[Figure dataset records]
------------------------------------------------------------
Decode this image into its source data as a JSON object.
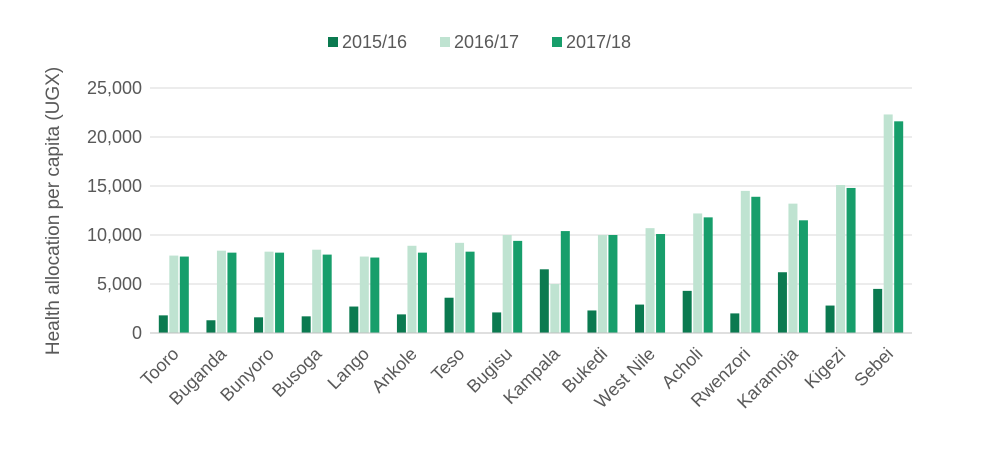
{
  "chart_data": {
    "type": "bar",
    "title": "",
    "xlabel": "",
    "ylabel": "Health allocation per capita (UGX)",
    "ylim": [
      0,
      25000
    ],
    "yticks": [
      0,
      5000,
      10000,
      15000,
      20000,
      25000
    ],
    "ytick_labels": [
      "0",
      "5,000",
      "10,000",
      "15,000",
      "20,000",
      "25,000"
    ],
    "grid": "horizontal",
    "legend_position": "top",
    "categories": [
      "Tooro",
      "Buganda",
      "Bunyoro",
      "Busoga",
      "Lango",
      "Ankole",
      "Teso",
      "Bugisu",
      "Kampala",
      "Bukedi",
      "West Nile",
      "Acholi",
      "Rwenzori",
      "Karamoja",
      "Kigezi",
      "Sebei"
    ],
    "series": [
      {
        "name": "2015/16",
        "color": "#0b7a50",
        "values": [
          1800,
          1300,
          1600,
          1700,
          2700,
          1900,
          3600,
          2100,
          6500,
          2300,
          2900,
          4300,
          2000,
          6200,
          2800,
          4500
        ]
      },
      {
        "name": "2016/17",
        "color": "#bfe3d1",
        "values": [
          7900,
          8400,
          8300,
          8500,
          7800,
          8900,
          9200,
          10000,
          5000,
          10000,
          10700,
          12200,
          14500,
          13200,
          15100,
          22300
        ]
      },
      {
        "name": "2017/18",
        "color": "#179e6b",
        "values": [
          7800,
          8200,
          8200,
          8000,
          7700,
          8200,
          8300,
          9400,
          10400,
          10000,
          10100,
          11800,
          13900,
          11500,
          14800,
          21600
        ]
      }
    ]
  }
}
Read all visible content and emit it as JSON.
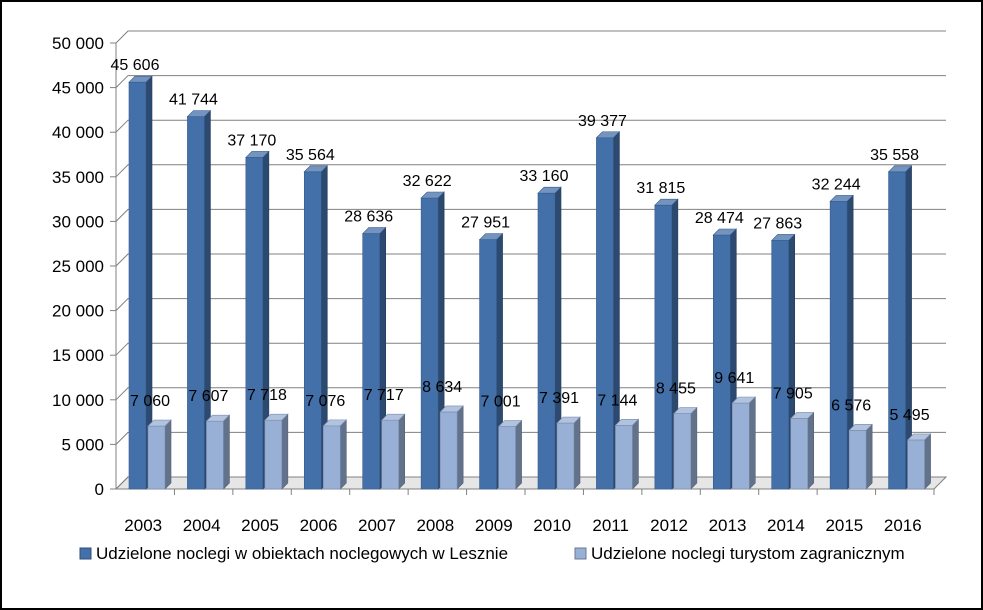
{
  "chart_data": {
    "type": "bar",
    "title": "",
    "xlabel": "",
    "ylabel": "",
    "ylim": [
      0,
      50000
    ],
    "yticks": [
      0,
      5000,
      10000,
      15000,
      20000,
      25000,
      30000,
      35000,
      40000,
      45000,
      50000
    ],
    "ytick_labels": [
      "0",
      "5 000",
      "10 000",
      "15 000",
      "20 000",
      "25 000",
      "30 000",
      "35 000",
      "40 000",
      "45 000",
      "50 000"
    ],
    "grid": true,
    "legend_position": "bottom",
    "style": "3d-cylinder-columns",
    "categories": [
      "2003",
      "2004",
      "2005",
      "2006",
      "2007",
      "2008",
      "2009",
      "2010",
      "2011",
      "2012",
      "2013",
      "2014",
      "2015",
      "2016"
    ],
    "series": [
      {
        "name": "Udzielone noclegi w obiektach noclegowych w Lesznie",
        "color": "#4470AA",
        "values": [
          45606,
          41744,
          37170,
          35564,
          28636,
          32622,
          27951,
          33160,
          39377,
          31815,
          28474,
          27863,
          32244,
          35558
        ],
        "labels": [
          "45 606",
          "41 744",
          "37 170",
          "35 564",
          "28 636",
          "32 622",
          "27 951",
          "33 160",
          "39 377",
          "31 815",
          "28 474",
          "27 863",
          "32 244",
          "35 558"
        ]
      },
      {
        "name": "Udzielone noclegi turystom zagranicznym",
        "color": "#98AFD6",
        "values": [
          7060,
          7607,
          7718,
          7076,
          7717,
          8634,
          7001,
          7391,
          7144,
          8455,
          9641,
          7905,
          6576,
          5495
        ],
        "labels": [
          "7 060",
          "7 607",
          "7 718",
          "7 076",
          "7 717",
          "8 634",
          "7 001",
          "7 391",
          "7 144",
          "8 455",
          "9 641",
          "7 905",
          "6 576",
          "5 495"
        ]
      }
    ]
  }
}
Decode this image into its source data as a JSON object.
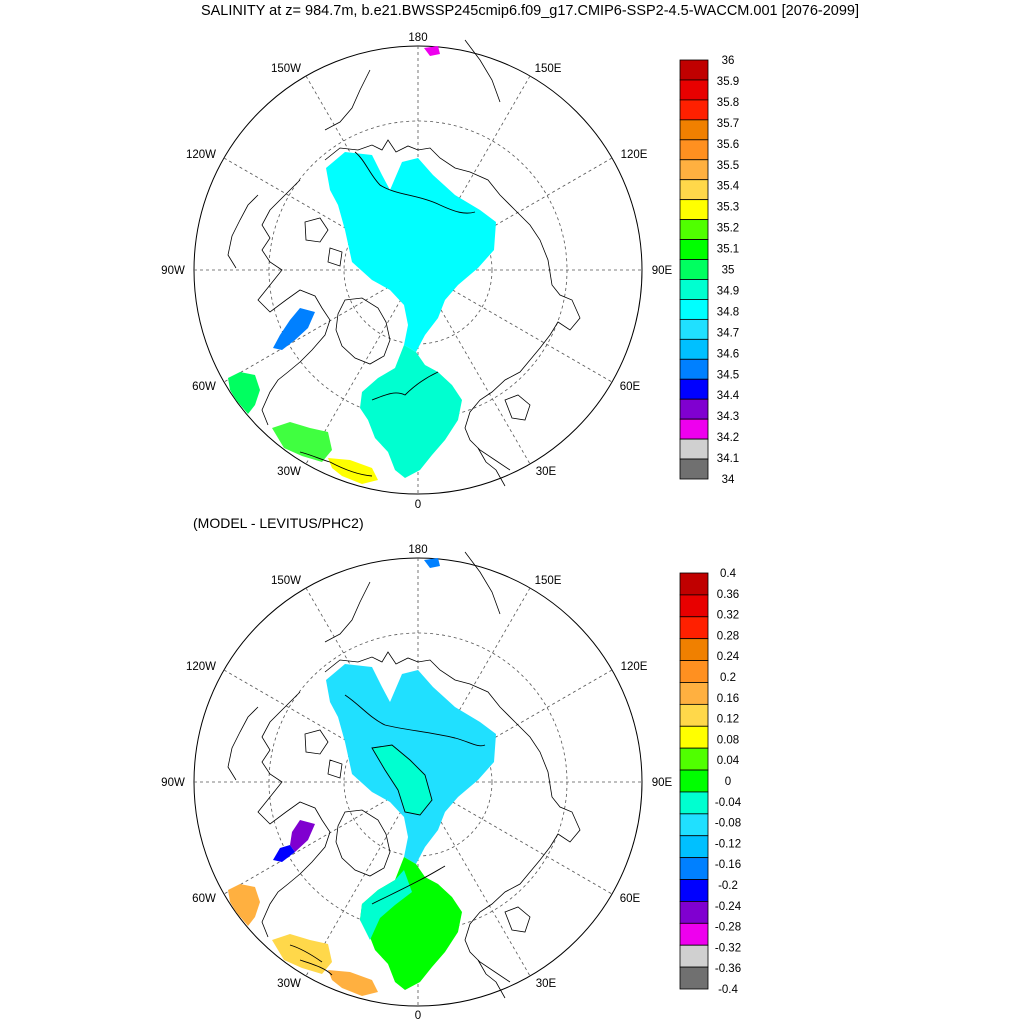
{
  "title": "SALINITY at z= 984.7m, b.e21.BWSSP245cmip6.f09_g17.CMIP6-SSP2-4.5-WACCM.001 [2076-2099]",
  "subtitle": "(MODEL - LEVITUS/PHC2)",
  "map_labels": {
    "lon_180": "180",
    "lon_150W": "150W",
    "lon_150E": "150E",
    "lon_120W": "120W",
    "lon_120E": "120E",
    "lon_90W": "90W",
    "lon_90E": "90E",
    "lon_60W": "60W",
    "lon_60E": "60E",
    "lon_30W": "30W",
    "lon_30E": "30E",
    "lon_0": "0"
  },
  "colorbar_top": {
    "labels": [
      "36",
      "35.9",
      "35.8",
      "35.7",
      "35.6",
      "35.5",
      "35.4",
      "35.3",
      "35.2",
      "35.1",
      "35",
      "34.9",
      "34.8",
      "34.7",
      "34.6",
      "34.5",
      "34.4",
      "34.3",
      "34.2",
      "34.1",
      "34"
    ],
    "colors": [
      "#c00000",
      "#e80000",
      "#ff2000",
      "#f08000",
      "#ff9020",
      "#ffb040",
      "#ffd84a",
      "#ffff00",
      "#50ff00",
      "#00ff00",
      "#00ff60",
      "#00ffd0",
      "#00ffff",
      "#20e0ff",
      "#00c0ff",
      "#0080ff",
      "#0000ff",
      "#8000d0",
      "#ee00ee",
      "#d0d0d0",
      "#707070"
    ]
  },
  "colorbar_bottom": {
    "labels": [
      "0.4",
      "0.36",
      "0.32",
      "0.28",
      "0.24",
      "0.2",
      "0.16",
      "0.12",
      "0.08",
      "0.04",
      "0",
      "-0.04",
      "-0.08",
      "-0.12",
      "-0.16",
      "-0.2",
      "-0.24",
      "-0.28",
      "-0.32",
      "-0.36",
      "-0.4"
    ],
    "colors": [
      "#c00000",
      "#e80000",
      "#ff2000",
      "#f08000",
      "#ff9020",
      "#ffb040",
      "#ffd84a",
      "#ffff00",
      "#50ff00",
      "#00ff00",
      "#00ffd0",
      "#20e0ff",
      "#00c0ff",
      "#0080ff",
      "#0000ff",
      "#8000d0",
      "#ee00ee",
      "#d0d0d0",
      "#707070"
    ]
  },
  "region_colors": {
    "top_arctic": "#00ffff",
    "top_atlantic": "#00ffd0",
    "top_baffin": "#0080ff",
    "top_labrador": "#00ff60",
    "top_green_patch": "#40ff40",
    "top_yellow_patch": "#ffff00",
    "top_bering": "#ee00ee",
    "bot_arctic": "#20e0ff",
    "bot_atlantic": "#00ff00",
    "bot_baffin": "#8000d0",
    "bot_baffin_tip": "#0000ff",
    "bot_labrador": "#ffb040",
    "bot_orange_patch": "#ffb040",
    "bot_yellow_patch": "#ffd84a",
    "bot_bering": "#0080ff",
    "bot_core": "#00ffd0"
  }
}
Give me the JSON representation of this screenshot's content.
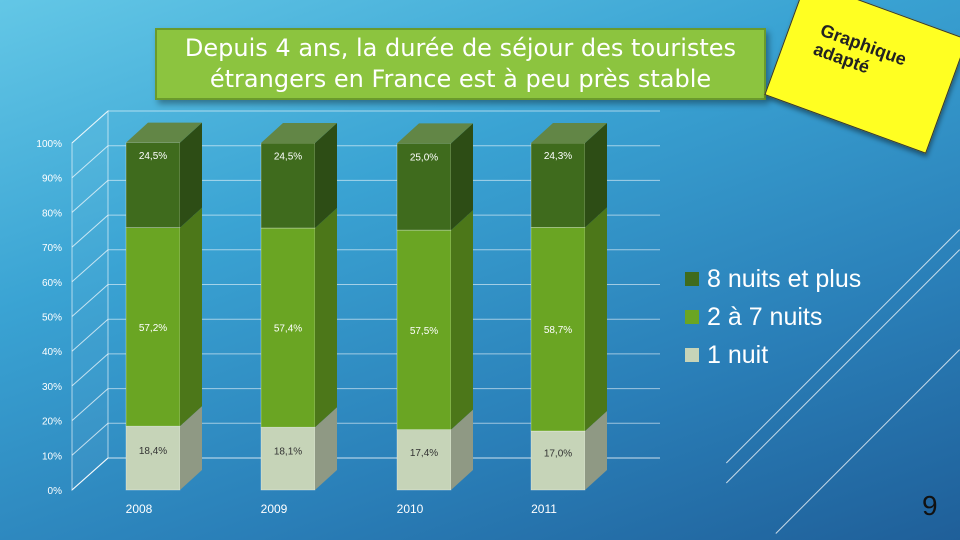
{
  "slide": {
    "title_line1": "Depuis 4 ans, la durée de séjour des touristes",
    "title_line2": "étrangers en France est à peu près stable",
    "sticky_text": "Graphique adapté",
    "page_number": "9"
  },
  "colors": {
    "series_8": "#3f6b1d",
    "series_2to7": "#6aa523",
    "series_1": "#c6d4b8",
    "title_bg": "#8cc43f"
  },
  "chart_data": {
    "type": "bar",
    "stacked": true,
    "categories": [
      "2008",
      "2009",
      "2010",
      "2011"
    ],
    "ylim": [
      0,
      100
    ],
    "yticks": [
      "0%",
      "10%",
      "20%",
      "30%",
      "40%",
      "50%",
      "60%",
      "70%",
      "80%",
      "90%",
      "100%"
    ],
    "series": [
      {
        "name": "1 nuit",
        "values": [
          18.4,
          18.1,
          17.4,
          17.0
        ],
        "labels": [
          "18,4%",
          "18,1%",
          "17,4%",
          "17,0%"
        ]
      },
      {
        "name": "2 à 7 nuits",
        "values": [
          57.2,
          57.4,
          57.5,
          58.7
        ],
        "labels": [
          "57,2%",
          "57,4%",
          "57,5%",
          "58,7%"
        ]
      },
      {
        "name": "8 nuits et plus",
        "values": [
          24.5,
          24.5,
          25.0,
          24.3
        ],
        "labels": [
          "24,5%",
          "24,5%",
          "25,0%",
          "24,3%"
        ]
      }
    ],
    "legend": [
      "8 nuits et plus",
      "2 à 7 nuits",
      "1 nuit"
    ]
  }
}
------------------------------------------------------------
## Task to carry out
Pick each line holding the word "Udzielone" out of the listing.

## Response for this exercise
        "name": "Udzielone noclegi w obiektach noclegowych w Lesznie",
        "name": "Udzielone noclegi turystom zagranicznym",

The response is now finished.